━━━━━ DATA FOR PROCESSING

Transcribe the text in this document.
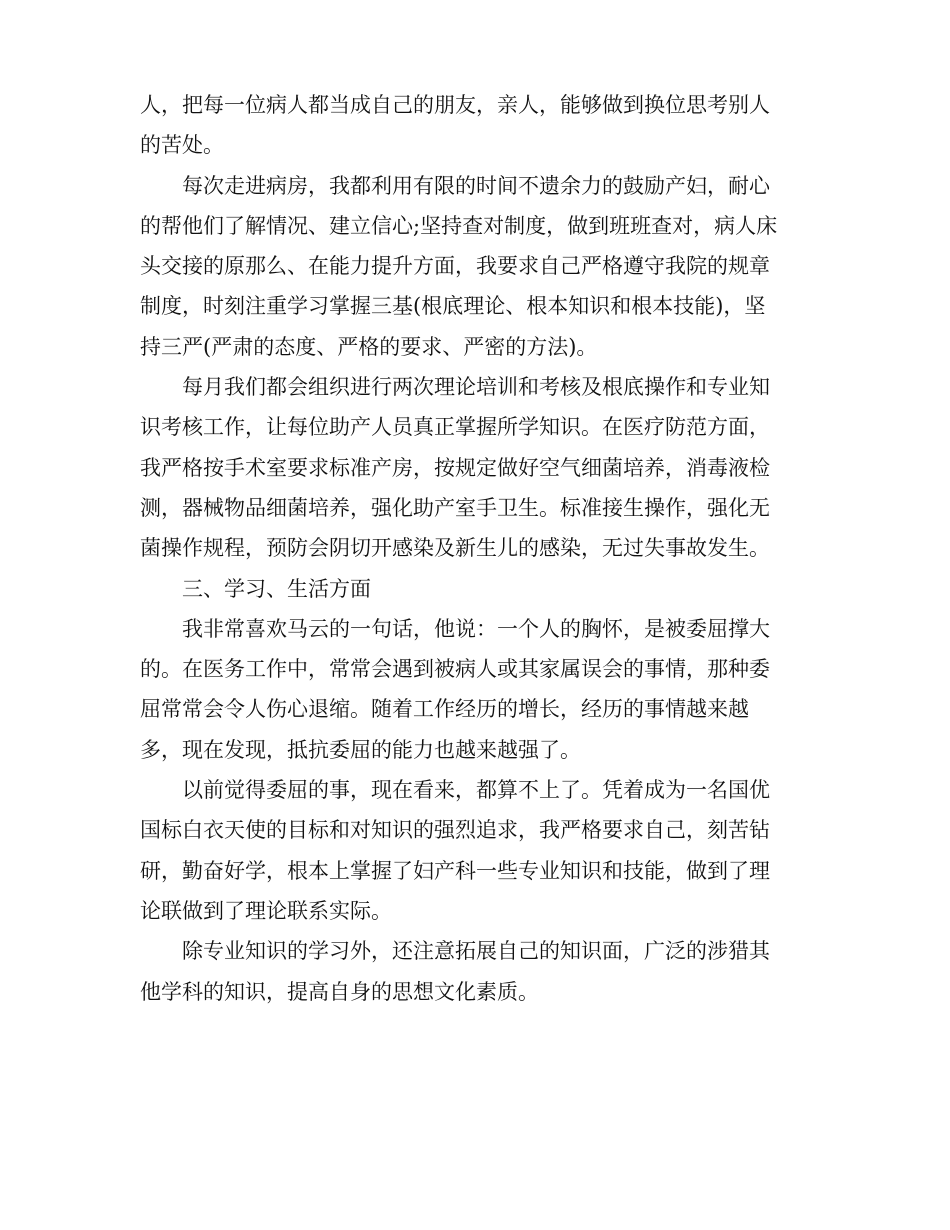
人，把每一位病人都当成自己的朋友，亲人，能够做到换位思考别人
的苦处。
每次走进病房，我都利用有限的时间不遗余力的鼓励产妇，耐心
的帮他们了解情况、建立信心;坚持查对制度，做到班班查对，病人床
头交接的原那么、在能力提升方面，我要求自己严格遵守我院的规章
制度，时刻注重学习掌握三基(根底理论、根本知识和根本技能)，坚
持三严(严肃的态度、严格的要求、严密的方法)。
每月我们都会组织进行两次理论培训和考核及根底操作和专业知
识考核工作，让每位助产人员真正掌握所学知识。在医疗防范方面，
我严格按手术室要求标准产房，按规定做好空气细菌培养，消毒液检
测，器械物品细菌培养，强化助产室手卫生。标准接生操作，强化无
菌操作规程，预防会阴切开感染及新生儿的感染，无过失事故发生。
三、学习、生活方面
我非常喜欢马云的一句话，他说：一个人的胸怀，是被委屈撑大
的。在医务工作中，常常会遇到被病人或其家属误会的事情，那种委
屈常常会令人伤心退缩。随着工作经历的增长，经历的事情越来越
多，现在发现，抵抗委屈的能力也越来越强了。
以前觉得委屈的事，现在看来，都算不上了。凭着成为一名国优
国标白衣天使的目标和对知识的强烈追求，我严格要求自己，刻苦钻
研，勤奋好学，根本上掌握了妇产科一些专业知识和技能，做到了理
论联做到了理论联系实际。
除专业知识的学习外，还注意拓展自己的知识面，广泛的涉猎其
他学科的知识，提高自身的思想文化素质。
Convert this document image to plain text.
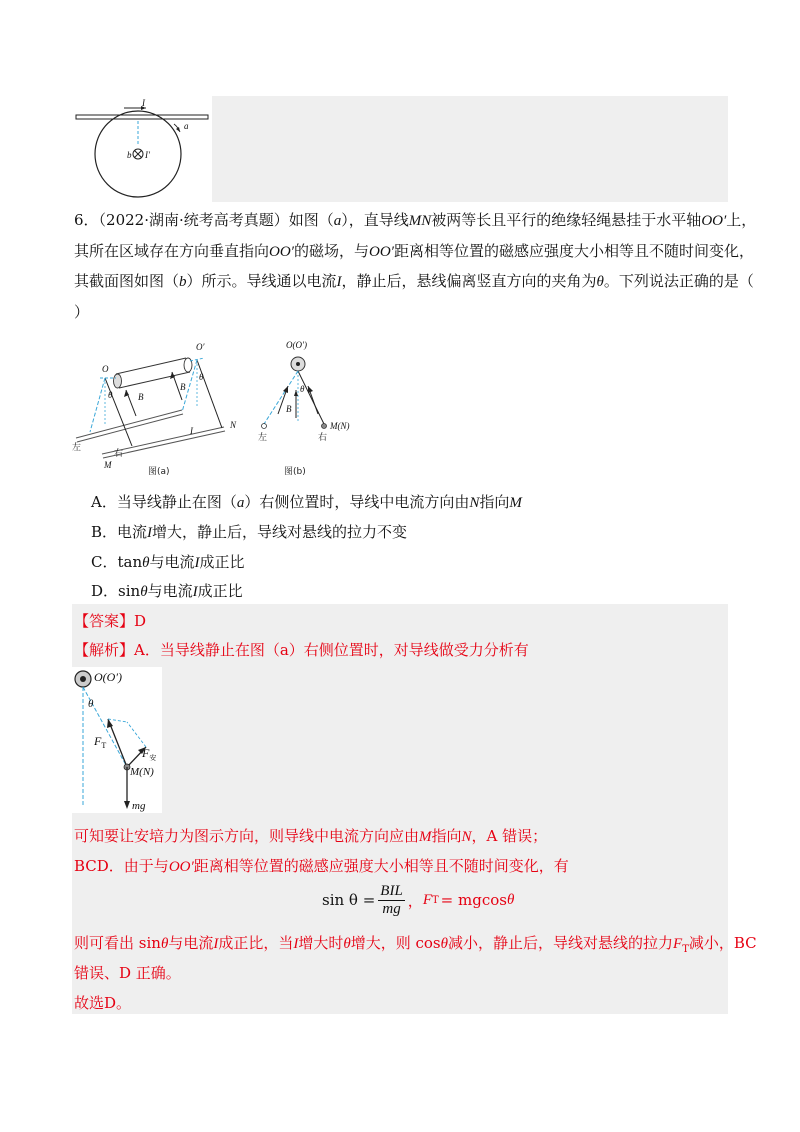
I
a
b I′
6．（2022·湖南·统考高考真题）如图（a），直导线MN被两等长且平行的绝缘轻绳悬挂于水平轴OO′上，
其所在区域存在方向垂直指向OO′的磁场，与OO′距离相等位置的磁感应强度大小相等且不随时间变化，
其截面图如图（b）所示。导线通以电流I，静止后，悬线偏离竖直方向的夹角为θ。下列说法正确的是（
）
O
O′
θ
θ
B
B
I
N
M
左
右
图(a)
O(O′)
θ
B
左	右
M(N)
图(b)
A．当导线静止在图（a）右侧位置时，导线中电流方向由N指向M
B．电流I增大，静止后，导线对悬线的拉力不变
C．tanθ与电流I成正比
D．sinθ与电流I成正比
【答案】D
【解析】A．当导线静止在图（a）右侧位置时，对导线做受力分析有
O(O′)
θ
$F_T$
$F_安$
M(N)
mg
可知要让安培力为图示方向，则导线中电流方向应由M指向N，A 错误；
BCD．由于与OO′距离相等位置的磁感应强度大小相等且不随时间变化，有
sin θ =
BIL
mg ， F T = mgcos θ
则可看出 sinθ与电流I成正比，当I增大时θ增大，则 cosθ减小，静止后，导线对悬线的拉力$F_T$减小，BC
错误、D 正确。
故选D。
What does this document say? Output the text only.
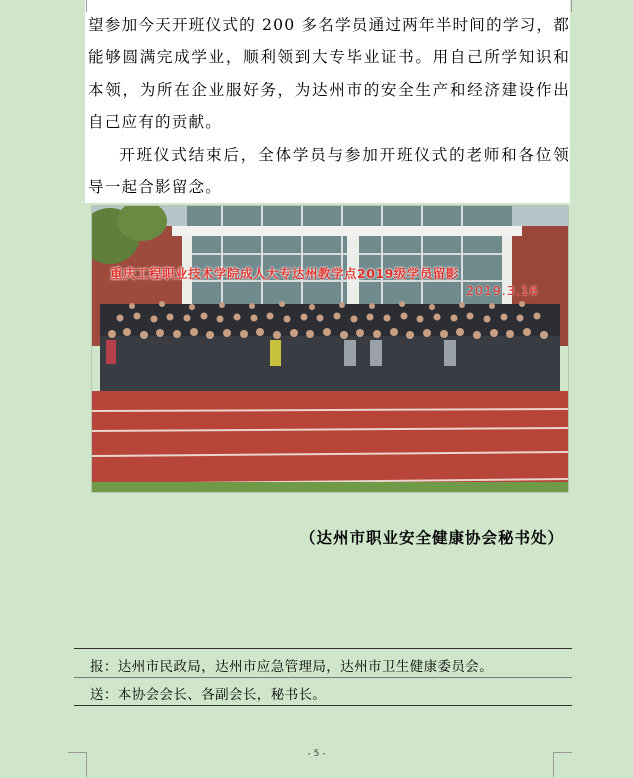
望参加今天开班仪式的 200 多名学员通过两年半时间的学习，都能够圆满完成学业，顺利领到大专毕业证书。用自己所学知识和本领，为所在企业服好务，为达州市的安全生产和经济建设作出自己应有的贡献。

开班仪式结束后，全体学员与参加开班仪式的老师和各位领导一起合影留念。

重庆工程职业技术学院成人大专达州教学点2019级学员留影
2019.3.16
（达州市职业安全健康协会秘书处）
报：达州市民政局，达州市应急管理局，达州市卫生健康委员会。
送：本协会会长、各副会长，秘书长。
- 5 -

━━━━━━━━━━

**SET PROBLEM**
Write out the lines of the listing from the one that holds "What does this" to the very last line, both included, exactly as they appear and without any pictures.

**WRITTEN REPLY**
What does this document say? Output the text only.
望参加今天开班仪式的 200 多名学员通过两年半时间的学习，都能够圆满完成学业，顺利领到大专毕业证书。用自己所学知识和本领，为所在企业服好务，为达州市的安全生产和经济建设作出自己应有的贡献。

开班仪式结束后，全体学员与参加开班仪式的老师和各位领导一起合影留念。

重庆工程职业技术学院成人大专达州教学点2019级学员留影
2019.3.16
（达州市职业安全健康协会秘书处）
报：达州市民政局，达州市应急管理局，达州市卫生健康委员会。
送：本协会会长、各副会长，秘书长。
- 5 -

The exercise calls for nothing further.